Game Bytes is our monthly series taking a peek at the world of gamedev on GitHub—featuring game engine updates, game jam details, open source games, mods, maps, and more. Game on!
Godot, the increasingly popular open source game, engine recently released version 4.1. The release is the first in Godot’s new higher-frequency release cycle. Despite the faster development pace, Godot 4.1 includes many bug fixes and new features, such as static variables in GDScript and the option to detach editor windows and put them on another screen. What’s more, Godot 4.1 includes experimental and foundational work to support future features. Read the detailed release notes to catch up on what’s new in Godot 4.1.
Bevy is a game engine built with the Rust programming language. The 0.11 release of Bevy packs in a lot of improvements, ranging from rendering quality upgrades (with screen space ambient occlusion and temporal anti-aliasing), WebGPU support, and a clever new UI layout system that uses a CSS Grid-like syntax. Read the Bevy 0.11 release notes: you’re sure to learn something about what goes into a game engine, not just a feature list.
LibGDX is a cross-platform games development framework for Java. The latest release, version 1.12.0, adds several new features. A new audio switching API can, for example, switch to another output device when one is disconnected. Haptics on iOS and Android make themselves felt in this release. A new graphics backend, MetalANGLE, translates OpenGL calls to Apple’s Metal. And all backends now support OpenGL ES 3.0. Get all of the details in the LibGDX 1.12.0 release announcement.
GDevelop is a no-code game-making app that runs on and makes games for most devices: smartphones, tablets, and desktops. Not only can it produce games for Android, iOS, and desktop platforms, it publishes to popular game stores, too. Recent releases include new assets, bug fixes, and improvements to the built-in game-building lessons and examples. But perhaps the biggest highlight has been the introduction of 3D games to GDevelop, which has become the default for new games. Learn more about GDevelop’s recent releases on GitHub.

Stored records:
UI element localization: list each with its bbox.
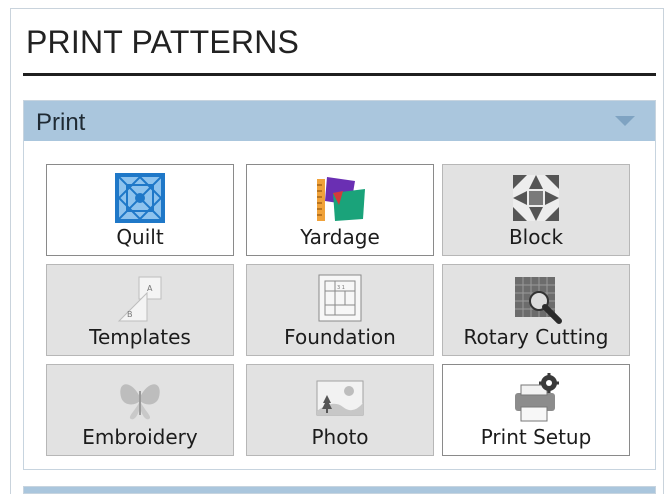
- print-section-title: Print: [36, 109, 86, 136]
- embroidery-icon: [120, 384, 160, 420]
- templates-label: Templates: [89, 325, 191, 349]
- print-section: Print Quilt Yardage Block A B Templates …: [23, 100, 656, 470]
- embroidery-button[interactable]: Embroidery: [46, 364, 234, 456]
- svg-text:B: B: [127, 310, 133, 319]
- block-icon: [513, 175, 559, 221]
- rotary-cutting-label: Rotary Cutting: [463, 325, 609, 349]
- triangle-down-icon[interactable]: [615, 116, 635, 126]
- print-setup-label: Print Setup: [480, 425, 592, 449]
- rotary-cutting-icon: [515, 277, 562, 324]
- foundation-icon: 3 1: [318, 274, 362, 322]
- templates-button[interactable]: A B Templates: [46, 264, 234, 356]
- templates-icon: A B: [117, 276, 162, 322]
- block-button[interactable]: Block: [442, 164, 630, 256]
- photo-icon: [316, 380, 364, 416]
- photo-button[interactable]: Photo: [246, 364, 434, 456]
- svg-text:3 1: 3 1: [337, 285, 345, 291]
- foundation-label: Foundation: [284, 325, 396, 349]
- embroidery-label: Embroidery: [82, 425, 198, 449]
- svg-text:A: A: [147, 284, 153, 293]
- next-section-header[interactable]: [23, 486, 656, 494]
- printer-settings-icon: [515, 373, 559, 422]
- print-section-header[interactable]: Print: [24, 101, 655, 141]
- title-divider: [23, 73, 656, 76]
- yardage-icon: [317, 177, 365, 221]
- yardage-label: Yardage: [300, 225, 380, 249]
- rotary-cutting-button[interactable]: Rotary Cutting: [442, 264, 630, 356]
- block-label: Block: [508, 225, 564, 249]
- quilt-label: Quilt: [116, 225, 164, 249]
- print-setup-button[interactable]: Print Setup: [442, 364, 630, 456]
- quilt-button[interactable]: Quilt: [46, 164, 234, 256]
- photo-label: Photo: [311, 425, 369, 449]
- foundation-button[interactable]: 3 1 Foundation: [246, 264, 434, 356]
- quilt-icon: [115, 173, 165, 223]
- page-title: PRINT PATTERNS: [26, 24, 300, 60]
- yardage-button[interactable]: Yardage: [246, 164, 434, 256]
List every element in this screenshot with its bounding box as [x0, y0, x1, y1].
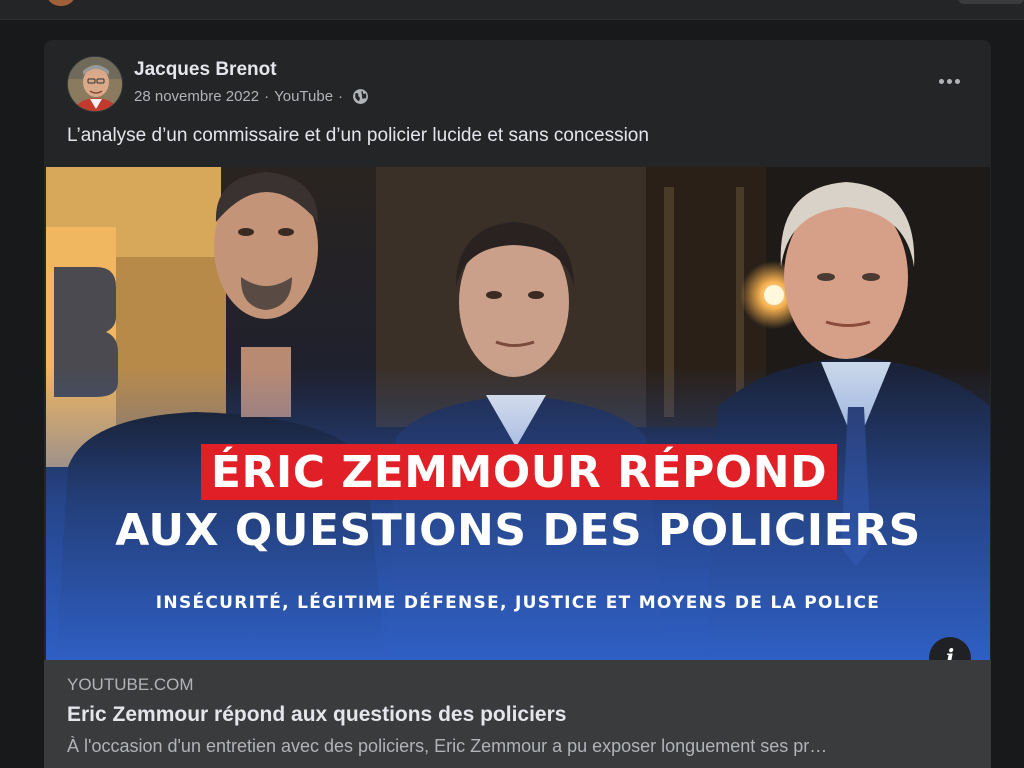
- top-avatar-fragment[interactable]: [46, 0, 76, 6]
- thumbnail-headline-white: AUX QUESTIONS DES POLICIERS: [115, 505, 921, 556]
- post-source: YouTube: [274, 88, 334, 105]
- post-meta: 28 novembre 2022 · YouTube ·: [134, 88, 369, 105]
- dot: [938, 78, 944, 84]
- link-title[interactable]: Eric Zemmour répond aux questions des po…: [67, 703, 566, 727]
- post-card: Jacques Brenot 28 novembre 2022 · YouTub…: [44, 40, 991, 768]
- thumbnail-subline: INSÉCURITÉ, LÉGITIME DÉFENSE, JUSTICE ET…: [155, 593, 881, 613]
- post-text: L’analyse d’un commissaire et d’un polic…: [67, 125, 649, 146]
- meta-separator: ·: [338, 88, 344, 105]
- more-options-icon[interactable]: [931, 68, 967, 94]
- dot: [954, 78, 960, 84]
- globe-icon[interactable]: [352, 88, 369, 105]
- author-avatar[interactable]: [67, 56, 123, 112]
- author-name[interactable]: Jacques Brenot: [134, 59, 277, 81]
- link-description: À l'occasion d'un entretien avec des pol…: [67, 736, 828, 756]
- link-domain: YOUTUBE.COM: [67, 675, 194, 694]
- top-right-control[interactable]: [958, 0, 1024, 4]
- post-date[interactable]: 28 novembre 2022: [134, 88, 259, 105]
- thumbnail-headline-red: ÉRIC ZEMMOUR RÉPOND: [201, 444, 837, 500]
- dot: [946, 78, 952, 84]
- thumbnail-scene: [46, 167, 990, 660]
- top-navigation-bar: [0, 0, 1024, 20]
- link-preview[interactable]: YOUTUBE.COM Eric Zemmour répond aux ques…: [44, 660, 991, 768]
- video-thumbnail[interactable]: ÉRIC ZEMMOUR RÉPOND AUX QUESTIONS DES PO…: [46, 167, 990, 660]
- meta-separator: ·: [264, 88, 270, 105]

Directions:
A. In the game development roundup, edit the part that opens with the words containing "Game Bytes is" and closes with "more. Game on!", changing "monthly" to "weekly".
B. Translate this sentence from the game development roundup into Spanish: "Bevy is a game engine built with the Rust programming language."
C. Extend the game development roundup, picking up after its final sentence.

Answers per task:
A.
Game Bytes is our weekly series taking a peek at the world of gamedev on GitHub—featuring game engine updates, game jam details, open source games, mods, maps, and more. Game on!

B. Bevy es un motor de juegos creado con el lenguaje de programación Rust.

C.
Brogue—and its community-developed successor Brogue CE—is a re-creation of the classic dungeon crawler and ur-procedurally generated adventure Rogue. If you’ve ever wanted to get into the world of traditional roguelikes, then Brogue CE is a great place to begin. More than ten years after Brogue’s original release, the community edition carries the torch forward, with a remarkable development pace. Take a peek at Brogue CE‘s recently merged pull requests or download a recent release and see if you can claim the famed Amulet of Yendor.
Thrive is a work-in-progress evolution simulator in the spirit of life simulations such as Spore. Thrive features a hardy microbial simulation, so you can experience life as a unicellular organism. But the most recent release incorporates prototypes for later stages of the game, where you evolve into macroscopic life, planetary civilization, and finally space-faring explorers. Will you achieve Ascension or head down an evolutionary dead-end? Check out the release announcement, or support the game’s development on Steam and itch.io.
Mindustry puts you in charge of a growing factory crossed with armory. In this factory-management game with aspects of the tower defense and real-time strategy genres, you have to balance material extraction, constructing units and ammunition, and defending yourself from attack. You can go it alone in a single-player campaign, or take the battle to your friends in multiplayer games. Recent releases fixed pesky bugs, improved modding support, and introduced user interface improvements. Follow development of Mindustry on GitHub, or support the project on Steam and itch.io.
This month, we’re highlighting two great 2D space trading games. Earn money and resources through trading, transport, and completing missions; spend your earnings on upgrading ships and gear. Will you explore the galaxy and strike it rich? Or find yourself locked up or blasted to atoms? It all comes down to your choices.
The first is Endless Sky, built in the spirit of classic space traders like Escape Velocity. Endless Sky‘s most-recent stable release rolls up many recent developments, such as an expanded storyline, new alien factions, and many bug fixes.
The second space trading game is Naikari: Eye of Chaos. Naikari draws inspiration from predecessors like Star Wraith 2 and RiftSpace and contemporaries like the aforementioned Endless Sky. Naikari 0.8.0 unveils recent developments, such as new NPC behaviors, a smoother introduction for new players, and quality-of-life improvements for the game’s interface.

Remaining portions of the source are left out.